PROBLEM TO WORK ON
Give an exact copy of every line, leaving images out.

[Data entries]
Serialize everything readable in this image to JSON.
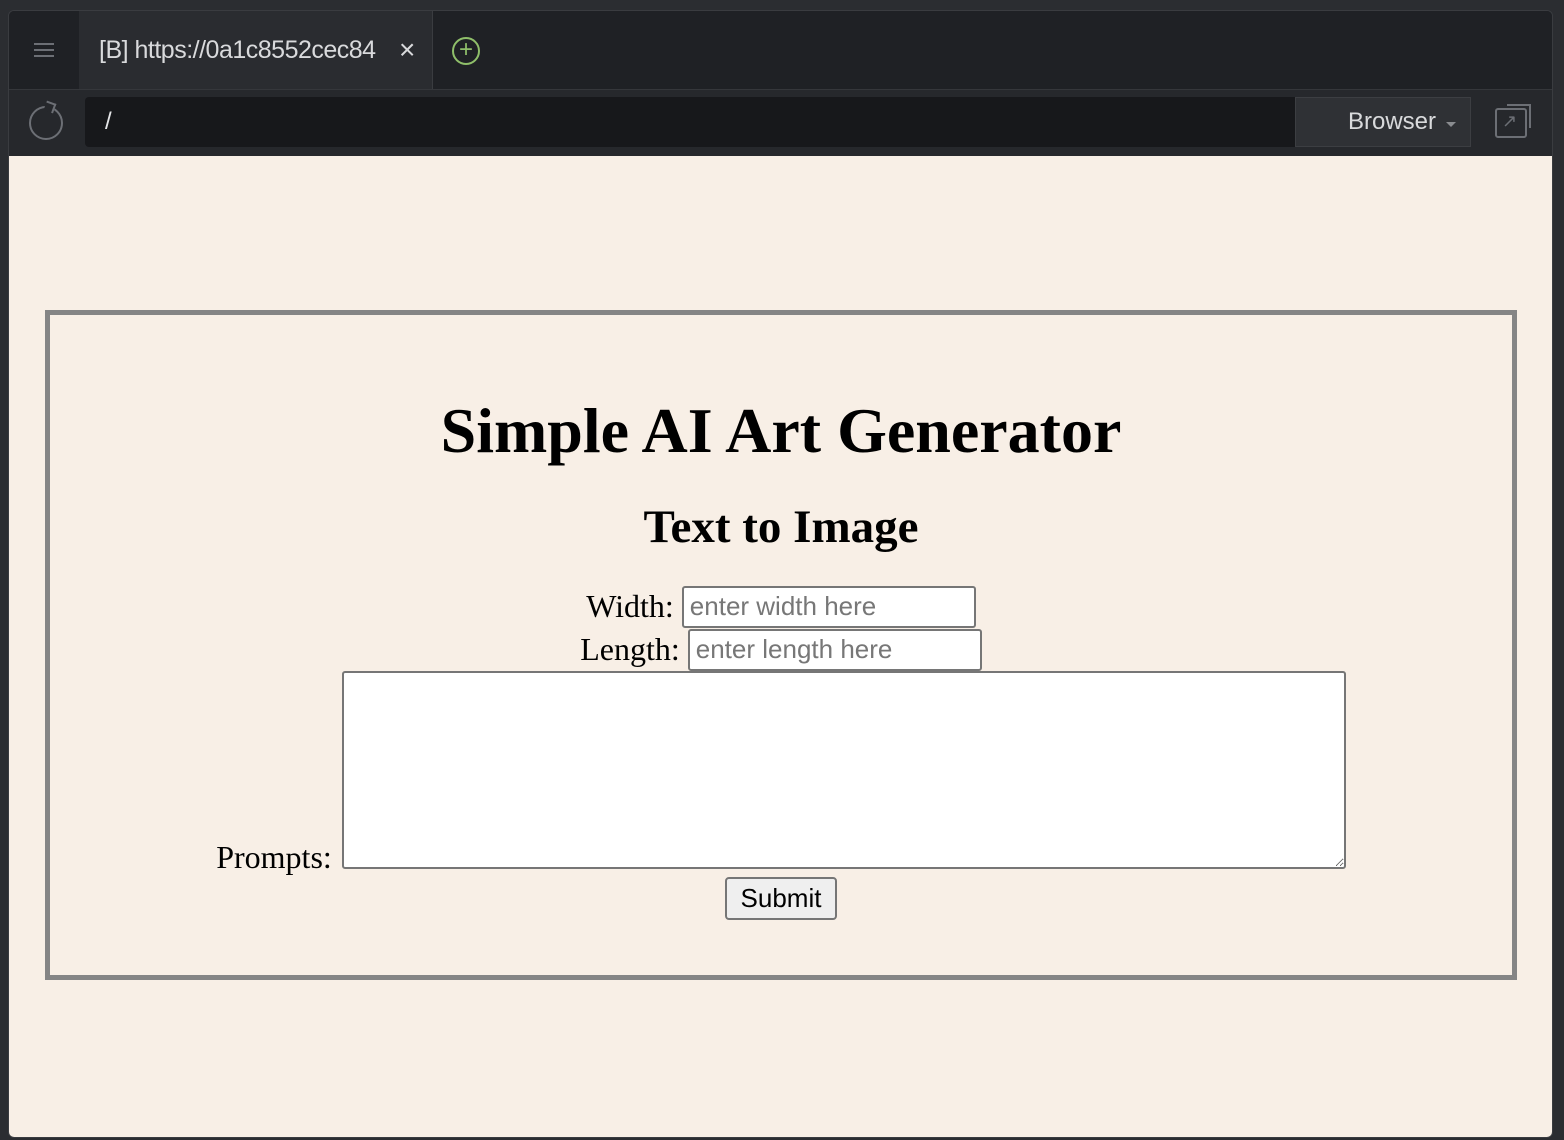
{
  "browser": {
    "tab_title": "[B] https://0a1c8552cec84",
    "tab_close": "×",
    "new_tab": "+",
    "address": "/",
    "mode": "Browser"
  },
  "page": {
    "title": "Simple AI Art Generator",
    "subtitle": "Text to Image",
    "width_label": "Width:",
    "width_placeholder": "enter width here",
    "length_label": "Length:",
    "length_placeholder": "enter length here",
    "prompts_label": "Prompts:",
    "submit_label": "Submit"
  },
  "colors": {
    "page_background": "#f8efe6",
    "card_border": "#858585",
    "new_tab_accent": "#8fbf6a"
  }
}
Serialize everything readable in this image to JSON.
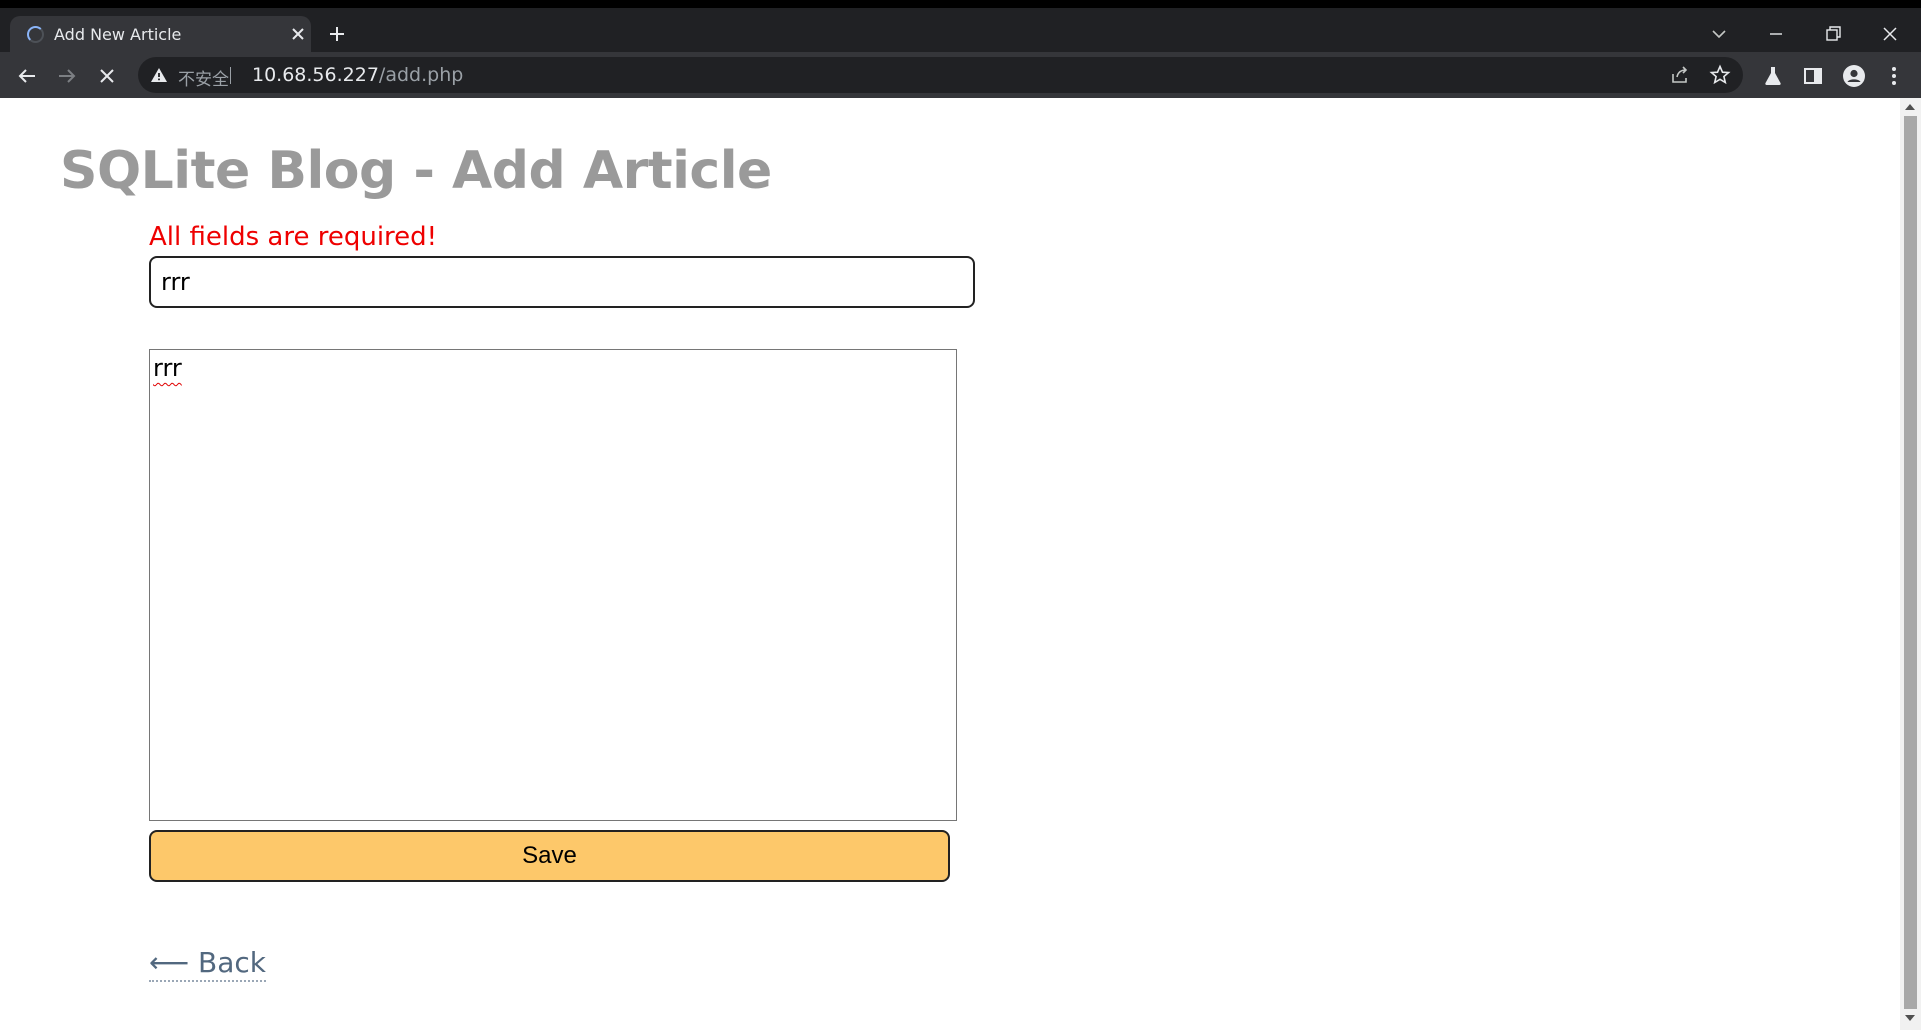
{
  "browser": {
    "tab_title": "Add New Article",
    "insecure_label": "不安全",
    "url_host": "10.68.56.227",
    "url_path": "/add.php"
  },
  "page": {
    "title": "SQLite Blog - Add Article",
    "error_message": "All fields are required!",
    "title_field_value": "rrr",
    "body_field_value": "rrr",
    "save_label": "Save",
    "back_label": "⟵ Back"
  },
  "colors": {
    "error": "#ee0000",
    "save_button": "#fdc86a",
    "page_title": "#9a9a9a",
    "back_link": "#52687f"
  }
}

EXPECTED OUTPUT
Serialize everything readable in this image to JSON.
{
  "browser": {
    "tab_title": "[B] https://0a1c8552cec84",
    "tab_close": "×",
    "new_tab": "+",
    "address": "/",
    "mode": "Browser"
  },
  "page": {
    "title": "Simple AI Art Generator",
    "subtitle": "Text to Image",
    "width_label": "Width:",
    "width_placeholder": "enter width here",
    "length_label": "Length:",
    "length_placeholder": "enter length here",
    "prompts_label": "Prompts:",
    "submit_label": "Submit"
  },
  "colors": {
    "page_background": "#f8efe6",
    "card_border": "#858585",
    "new_tab_accent": "#8fbf6a"
  }
}
Serialize everything readable in this image to JSON.
{
  "browser": {
    "tab_title": "Add New Article",
    "insecure_label": "不安全",
    "url_host": "10.68.56.227",
    "url_path": "/add.php"
  },
  "page": {
    "title": "SQLite Blog - Add Article",
    "error_message": "All fields are required!",
    "title_field_value": "rrr",
    "body_field_value": "rrr",
    "save_label": "Save",
    "back_label": "⟵ Back"
  },
  "colors": {
    "error": "#ee0000",
    "save_button": "#fdc86a",
    "page_title": "#9a9a9a",
    "back_link": "#52687f"
  }
}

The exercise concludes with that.